**WHAT IS REQUIRED**: Reproduce each of the rows below verbatim, character for character, without omitting or changing anything.

Layout region records:

=-=-=

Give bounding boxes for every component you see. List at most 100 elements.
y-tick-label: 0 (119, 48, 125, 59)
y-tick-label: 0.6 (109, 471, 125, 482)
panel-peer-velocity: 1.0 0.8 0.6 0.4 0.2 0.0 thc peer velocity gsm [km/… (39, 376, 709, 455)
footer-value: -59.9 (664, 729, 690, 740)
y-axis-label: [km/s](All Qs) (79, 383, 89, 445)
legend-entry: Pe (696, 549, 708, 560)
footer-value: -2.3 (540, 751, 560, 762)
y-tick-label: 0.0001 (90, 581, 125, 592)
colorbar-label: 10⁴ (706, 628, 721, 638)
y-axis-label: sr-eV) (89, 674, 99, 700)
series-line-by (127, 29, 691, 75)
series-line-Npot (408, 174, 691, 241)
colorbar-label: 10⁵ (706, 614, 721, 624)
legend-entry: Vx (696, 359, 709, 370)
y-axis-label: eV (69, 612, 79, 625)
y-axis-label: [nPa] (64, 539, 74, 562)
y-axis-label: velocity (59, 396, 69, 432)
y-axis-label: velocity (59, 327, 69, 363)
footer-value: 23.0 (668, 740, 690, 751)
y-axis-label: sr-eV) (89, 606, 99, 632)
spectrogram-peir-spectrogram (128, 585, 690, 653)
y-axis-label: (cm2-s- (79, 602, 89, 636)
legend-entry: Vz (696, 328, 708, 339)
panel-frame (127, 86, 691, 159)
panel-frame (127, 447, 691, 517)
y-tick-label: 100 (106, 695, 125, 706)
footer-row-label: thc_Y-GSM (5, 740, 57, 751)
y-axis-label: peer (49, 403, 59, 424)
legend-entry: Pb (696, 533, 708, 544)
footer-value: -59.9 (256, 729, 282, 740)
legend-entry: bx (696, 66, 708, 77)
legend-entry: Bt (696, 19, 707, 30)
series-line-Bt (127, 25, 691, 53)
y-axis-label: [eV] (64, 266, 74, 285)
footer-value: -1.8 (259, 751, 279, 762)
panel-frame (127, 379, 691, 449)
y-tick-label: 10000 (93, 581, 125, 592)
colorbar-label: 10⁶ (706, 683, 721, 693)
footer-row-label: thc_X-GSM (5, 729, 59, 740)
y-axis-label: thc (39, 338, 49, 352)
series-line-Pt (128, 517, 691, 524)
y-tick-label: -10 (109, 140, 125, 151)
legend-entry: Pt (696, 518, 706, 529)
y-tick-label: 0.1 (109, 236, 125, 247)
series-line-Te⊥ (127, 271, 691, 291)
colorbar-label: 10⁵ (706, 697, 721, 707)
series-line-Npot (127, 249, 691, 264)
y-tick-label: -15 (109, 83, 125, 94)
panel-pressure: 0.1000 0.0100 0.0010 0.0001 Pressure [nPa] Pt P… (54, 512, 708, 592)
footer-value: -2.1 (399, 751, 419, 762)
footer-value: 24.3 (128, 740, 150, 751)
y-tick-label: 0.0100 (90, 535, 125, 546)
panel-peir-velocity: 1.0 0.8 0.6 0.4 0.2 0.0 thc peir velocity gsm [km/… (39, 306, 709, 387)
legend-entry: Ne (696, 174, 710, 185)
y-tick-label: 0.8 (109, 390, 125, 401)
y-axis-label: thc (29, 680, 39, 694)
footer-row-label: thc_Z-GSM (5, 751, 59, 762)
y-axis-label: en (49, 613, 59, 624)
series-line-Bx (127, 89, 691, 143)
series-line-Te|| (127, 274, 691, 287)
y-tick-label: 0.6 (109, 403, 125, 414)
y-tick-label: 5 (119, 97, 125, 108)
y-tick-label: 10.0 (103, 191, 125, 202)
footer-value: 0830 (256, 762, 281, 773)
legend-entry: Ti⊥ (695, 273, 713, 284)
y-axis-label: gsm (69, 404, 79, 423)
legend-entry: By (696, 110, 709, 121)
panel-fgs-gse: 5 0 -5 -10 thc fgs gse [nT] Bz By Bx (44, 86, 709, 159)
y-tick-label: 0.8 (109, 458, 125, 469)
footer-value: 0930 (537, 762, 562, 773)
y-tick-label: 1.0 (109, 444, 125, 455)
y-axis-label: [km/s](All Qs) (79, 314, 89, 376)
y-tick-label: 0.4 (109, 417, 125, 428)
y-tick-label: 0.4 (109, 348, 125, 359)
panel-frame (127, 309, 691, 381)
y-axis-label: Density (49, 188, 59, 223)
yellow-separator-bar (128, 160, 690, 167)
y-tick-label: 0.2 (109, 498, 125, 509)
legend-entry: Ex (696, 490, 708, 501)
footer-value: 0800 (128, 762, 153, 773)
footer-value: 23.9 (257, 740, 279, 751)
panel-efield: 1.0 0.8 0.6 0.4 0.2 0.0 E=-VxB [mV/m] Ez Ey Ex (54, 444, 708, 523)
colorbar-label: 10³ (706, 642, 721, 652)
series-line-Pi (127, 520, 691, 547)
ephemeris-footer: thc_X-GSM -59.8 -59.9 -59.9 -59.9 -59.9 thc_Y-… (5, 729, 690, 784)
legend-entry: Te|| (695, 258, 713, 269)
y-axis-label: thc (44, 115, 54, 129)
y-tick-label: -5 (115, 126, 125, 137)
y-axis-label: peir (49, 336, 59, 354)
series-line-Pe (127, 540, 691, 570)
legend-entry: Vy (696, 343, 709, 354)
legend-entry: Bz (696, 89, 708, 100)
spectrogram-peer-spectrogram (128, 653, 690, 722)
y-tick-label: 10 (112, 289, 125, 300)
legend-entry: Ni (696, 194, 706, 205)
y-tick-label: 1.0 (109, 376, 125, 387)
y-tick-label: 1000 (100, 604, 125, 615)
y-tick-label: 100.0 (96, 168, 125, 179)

=-=-=

**ANSWER TO THIS EXERCISE**:
Give bounding boxes for every component you see. List at most 100 elements.
y-tick-label: 0 (119, 48, 125, 59)
y-tick-label: 0.6 (109, 471, 125, 482)
panel-peer-velocity: 1.0 0.8 0.6 0.4 0.2 0.0 thc peer velocity gsm [km/… (39, 376, 709, 455)
footer-value: -59.9 (664, 729, 690, 740)
y-axis-label: [km/s](All Qs) (79, 383, 89, 445)
legend-entry: Pe (696, 549, 708, 560)
footer-value: -2.3 (540, 751, 560, 762)
y-tick-label: 0.0001 (90, 581, 125, 592)
colorbar-label: 10⁴ (706, 628, 721, 638)
y-axis-label: sr-eV) (89, 674, 99, 700)
series-line-by (127, 29, 691, 75)
series-line-Npot (408, 174, 691, 241)
colorbar-label: 10⁵ (706, 614, 721, 624)
legend-entry: Vx (696, 359, 709, 370)
y-axis-label: eV (69, 612, 79, 625)
y-axis-label: [nPa] (64, 539, 74, 562)
y-axis-label: velocity (59, 396, 69, 432)
y-axis-label: velocity (59, 327, 69, 363)
footer-value: 23.0 (668, 740, 690, 751)
y-axis-label: sr-eV) (89, 606, 99, 632)
spectrogram-peir-spectrogram (128, 585, 690, 653)
y-axis-label: (cm2-s- (79, 602, 89, 636)
legend-entry: Vz (696, 328, 708, 339)
panel-frame (127, 86, 691, 159)
panel-frame (127, 447, 691, 517)
y-tick-label: 100 (106, 695, 125, 706)
footer-row-label: thc_Y-GSM (5, 740, 57, 751)
y-axis-label: peer (49, 403, 59, 424)
legend-entry: Pb (696, 533, 708, 544)
footer-value: -59.9 (256, 729, 282, 740)
legend-entry: bx (696, 66, 708, 77)
legend-entry: Bt (696, 19, 707, 30)
series-line-Bt (127, 25, 691, 53)
y-axis-label: [eV] (64, 266, 74, 285)
footer-value: -1.8 (259, 751, 279, 762)
panel-frame (127, 379, 691, 449)
y-tick-label: 10000 (93, 581, 125, 592)
colorbar-label: 10⁶ (706, 683, 721, 693)
footer-row-label: thc_X-GSM (5, 729, 59, 740)
y-axis-label: thc (39, 338, 49, 352)
series-line-Pt (128, 517, 691, 524)
y-tick-label: -10 (109, 140, 125, 151)
legend-entry: Pt (696, 518, 706, 529)
y-tick-label: 0.1 (109, 236, 125, 247)
series-line-Te⊥ (127, 271, 691, 291)
colorbar-label: 10⁵ (706, 697, 721, 707)
series-line-Npot (127, 249, 691, 264)
y-tick-label: -15 (109, 83, 125, 94)
panel-pressure: 0.1000 0.0100 0.0010 0.0001 Pressure [nPa] Pt P… (54, 512, 708, 592)
footer-value: -2.1 (399, 751, 419, 762)
footer-value: 24.3 (128, 740, 150, 751)
y-tick-label: 0.0100 (90, 535, 125, 546)
panel-peir-velocity: 1.0 0.8 0.6 0.4 0.2 0.0 thc peir velocity gsm [km/… (39, 306, 709, 387)
legend-entry: Ne (696, 174, 710, 185)
y-tick-label: 0.8 (109, 390, 125, 401)
y-axis-label: thc (29, 680, 39, 694)
footer-row-label: thc_Z-GSM (5, 751, 59, 762)
y-axis-label: en (49, 613, 59, 624)
series-line-Bx (127, 89, 691, 143)
series-line-Te|| (127, 274, 691, 287)
y-tick-label: 0.6 (109, 403, 125, 414)
y-tick-label: 5 (119, 97, 125, 108)
y-tick-label: 10.0 (103, 191, 125, 202)
footer-value: 0830 (256, 762, 281, 773)
legend-entry: Ti⊥ (695, 273, 713, 284)
y-axis-label: gsm (69, 404, 79, 423)
legend-entry: By (696, 110, 709, 121)
panel-fgs-gse: 5 0 -5 -10 thc fgs gse [nT] Bz By Bx (44, 86, 709, 159)
y-tick-label: 0.8 (109, 458, 125, 469)
footer-value: 0930 (537, 762, 562, 773)
y-tick-label: 1.0 (109, 444, 125, 455)
y-axis-label: [km/s](All Qs) (79, 314, 89, 376)
y-tick-label: 0.4 (109, 417, 125, 428)
y-tick-label: 0.4 (109, 348, 125, 359)
panel-frame (127, 309, 691, 381)
y-axis-label: Density (49, 188, 59, 223)
yellow-separator-bar (128, 160, 690, 167)
y-tick-label: 0.2 (109, 498, 125, 509)
legend-entry: Ex (696, 490, 708, 501)
footer-value: 0800 (128, 762, 153, 773)
footer-value: 23.9 (257, 740, 279, 751)
panel-efield: 1.0 0.8 0.6 0.4 0.2 0.0 E=-VxB [mV/m] Ez Ey Ex (54, 444, 708, 523)
colorbar-label: 10³ (706, 642, 721, 652)
series-line-Pi (127, 520, 691, 547)
ephemeris-footer: thc_X-GSM -59.8 -59.9 -59.9 -59.9 -59.9 thc_Y-… (5, 729, 690, 784)
legend-entry: Te|| (695, 258, 713, 269)
y-axis-label: thc (44, 115, 54, 129)
y-tick-label: -5 (115, 126, 125, 137)
y-axis-label: peir (49, 336, 59, 354)
series-line-Pe (127, 540, 691, 570)
legend-entry: Vy (696, 343, 709, 354)
legend-entry: Bz (696, 89, 708, 100)
spectrogram-peer-spectrogram (128, 653, 690, 722)
y-tick-label: 10 (112, 289, 125, 300)
legend-entry: Ni (696, 194, 706, 205)
y-tick-label: 1.0 (109, 376, 125, 387)
y-tick-label: 1000 (100, 604, 125, 615)
y-tick-label: 100.0 (96, 168, 125, 179)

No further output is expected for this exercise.